(Rows from a dataset)
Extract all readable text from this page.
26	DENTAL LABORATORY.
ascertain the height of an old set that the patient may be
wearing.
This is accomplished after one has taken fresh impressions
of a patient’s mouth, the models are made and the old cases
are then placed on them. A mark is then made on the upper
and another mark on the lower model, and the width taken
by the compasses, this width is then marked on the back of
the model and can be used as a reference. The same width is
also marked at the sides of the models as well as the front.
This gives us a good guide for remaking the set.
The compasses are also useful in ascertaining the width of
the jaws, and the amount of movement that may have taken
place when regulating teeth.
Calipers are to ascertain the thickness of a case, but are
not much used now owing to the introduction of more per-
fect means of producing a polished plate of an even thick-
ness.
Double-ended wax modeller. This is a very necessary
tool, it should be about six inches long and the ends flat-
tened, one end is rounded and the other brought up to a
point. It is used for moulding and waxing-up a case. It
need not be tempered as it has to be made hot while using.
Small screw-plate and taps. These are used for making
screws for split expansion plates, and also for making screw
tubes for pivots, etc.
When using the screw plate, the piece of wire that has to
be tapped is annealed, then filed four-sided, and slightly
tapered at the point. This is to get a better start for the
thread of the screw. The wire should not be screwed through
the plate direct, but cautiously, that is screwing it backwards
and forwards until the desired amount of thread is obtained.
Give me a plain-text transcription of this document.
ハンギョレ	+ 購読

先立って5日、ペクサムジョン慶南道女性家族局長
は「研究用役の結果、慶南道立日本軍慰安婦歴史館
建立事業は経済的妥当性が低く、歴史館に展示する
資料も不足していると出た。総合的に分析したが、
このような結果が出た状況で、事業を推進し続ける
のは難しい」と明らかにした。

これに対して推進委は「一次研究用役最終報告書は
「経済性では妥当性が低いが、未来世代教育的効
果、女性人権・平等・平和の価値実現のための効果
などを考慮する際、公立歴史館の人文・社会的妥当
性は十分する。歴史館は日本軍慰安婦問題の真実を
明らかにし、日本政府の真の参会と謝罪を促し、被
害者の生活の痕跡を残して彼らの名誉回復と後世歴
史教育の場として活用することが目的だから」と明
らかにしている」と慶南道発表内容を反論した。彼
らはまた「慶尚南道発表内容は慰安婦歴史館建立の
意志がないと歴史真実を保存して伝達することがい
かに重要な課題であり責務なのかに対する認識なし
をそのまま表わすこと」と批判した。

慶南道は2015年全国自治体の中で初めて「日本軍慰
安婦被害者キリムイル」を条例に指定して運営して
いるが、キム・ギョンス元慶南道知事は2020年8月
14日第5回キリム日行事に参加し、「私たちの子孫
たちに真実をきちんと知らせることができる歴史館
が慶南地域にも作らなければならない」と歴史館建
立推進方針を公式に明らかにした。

* * *

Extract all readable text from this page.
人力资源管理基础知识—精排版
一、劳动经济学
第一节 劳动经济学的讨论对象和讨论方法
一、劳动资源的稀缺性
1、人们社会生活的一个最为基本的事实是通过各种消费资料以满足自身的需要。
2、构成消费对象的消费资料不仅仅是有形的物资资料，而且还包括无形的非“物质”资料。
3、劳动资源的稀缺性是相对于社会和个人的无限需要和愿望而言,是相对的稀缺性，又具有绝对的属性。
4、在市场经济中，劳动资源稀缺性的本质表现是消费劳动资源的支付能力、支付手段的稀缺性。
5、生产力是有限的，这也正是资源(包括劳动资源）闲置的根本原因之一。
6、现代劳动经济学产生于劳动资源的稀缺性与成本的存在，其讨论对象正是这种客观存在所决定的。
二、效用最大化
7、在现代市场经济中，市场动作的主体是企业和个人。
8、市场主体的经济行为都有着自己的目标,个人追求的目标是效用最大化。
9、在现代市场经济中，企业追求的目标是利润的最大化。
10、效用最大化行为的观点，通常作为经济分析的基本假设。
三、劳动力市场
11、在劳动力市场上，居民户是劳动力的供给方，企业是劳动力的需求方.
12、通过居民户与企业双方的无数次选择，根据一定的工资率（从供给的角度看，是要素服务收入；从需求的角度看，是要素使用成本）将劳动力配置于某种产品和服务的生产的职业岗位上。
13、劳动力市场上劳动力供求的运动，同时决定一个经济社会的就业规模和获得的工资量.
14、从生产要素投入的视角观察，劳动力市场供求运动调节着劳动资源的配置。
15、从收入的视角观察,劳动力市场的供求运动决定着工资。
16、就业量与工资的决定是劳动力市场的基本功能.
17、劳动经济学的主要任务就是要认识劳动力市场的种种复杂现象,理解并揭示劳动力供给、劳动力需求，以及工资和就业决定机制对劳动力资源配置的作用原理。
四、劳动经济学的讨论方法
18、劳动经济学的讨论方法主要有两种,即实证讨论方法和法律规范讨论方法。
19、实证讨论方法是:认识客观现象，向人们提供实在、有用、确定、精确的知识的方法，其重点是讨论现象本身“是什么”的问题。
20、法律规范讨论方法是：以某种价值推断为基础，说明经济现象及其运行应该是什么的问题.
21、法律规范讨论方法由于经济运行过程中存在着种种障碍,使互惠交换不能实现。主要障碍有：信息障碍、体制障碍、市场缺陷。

* * *

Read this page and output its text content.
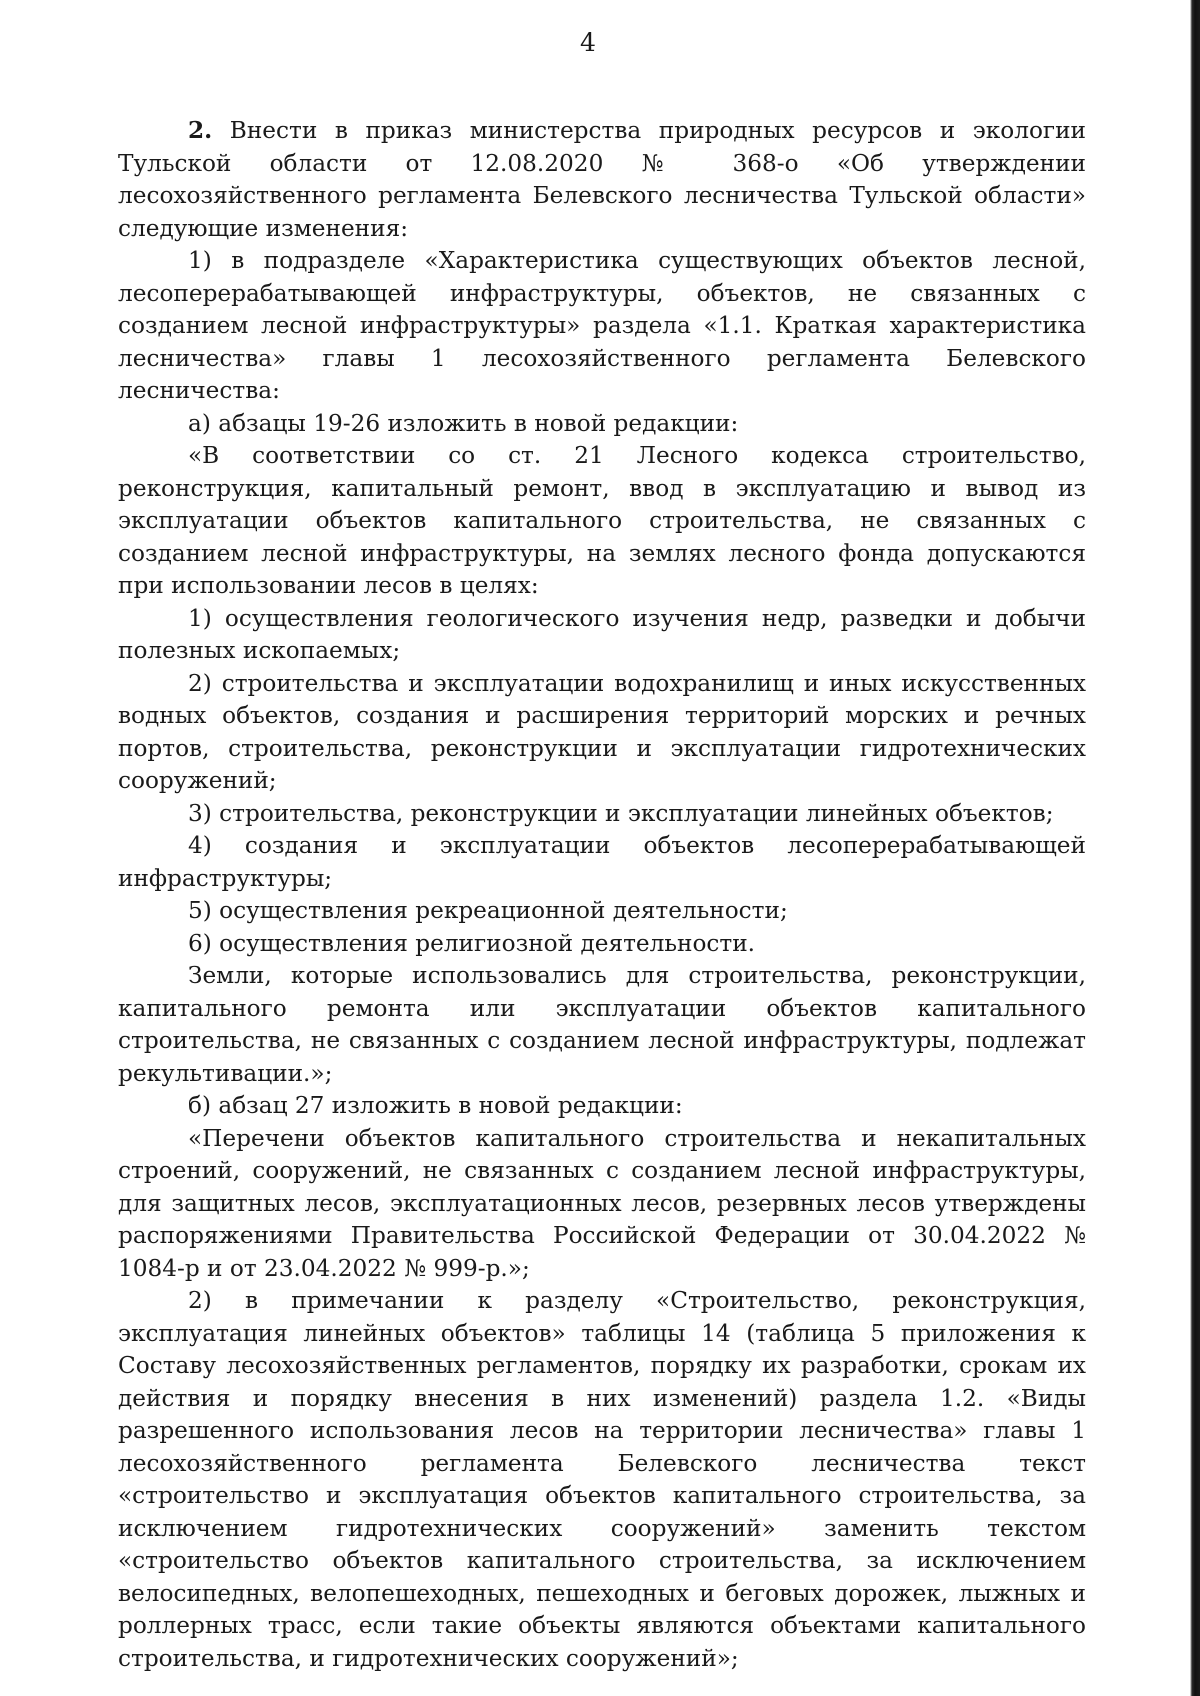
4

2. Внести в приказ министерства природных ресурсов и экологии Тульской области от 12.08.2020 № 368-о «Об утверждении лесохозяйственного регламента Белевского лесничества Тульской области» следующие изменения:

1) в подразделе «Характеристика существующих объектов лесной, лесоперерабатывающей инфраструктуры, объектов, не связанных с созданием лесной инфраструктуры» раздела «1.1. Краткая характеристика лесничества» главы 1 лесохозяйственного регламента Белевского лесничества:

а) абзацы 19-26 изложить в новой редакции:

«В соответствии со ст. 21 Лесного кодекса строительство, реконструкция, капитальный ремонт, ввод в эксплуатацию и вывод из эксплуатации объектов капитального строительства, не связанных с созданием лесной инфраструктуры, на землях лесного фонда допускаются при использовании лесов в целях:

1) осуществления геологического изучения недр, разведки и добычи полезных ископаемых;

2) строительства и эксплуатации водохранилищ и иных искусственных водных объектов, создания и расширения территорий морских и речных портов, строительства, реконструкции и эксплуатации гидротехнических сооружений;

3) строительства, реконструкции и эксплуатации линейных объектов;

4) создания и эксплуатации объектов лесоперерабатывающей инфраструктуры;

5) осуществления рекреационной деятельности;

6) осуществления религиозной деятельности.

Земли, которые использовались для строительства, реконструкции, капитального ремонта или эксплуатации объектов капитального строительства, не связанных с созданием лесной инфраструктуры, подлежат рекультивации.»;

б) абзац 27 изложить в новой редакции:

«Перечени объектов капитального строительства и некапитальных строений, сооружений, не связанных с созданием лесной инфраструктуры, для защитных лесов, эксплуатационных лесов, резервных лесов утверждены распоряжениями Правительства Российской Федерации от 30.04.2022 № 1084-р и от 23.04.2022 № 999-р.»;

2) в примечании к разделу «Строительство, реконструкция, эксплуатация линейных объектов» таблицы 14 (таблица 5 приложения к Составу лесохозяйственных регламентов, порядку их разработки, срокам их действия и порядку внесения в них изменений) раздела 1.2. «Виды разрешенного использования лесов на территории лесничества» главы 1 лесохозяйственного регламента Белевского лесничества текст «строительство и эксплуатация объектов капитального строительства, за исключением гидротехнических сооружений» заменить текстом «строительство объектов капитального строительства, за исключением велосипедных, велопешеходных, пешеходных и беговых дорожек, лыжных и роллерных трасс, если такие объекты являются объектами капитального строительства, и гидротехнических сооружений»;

__Exercise requirements__
Work through the records line by line and tally those with the word "thread". Report only the total.

__The solution__
2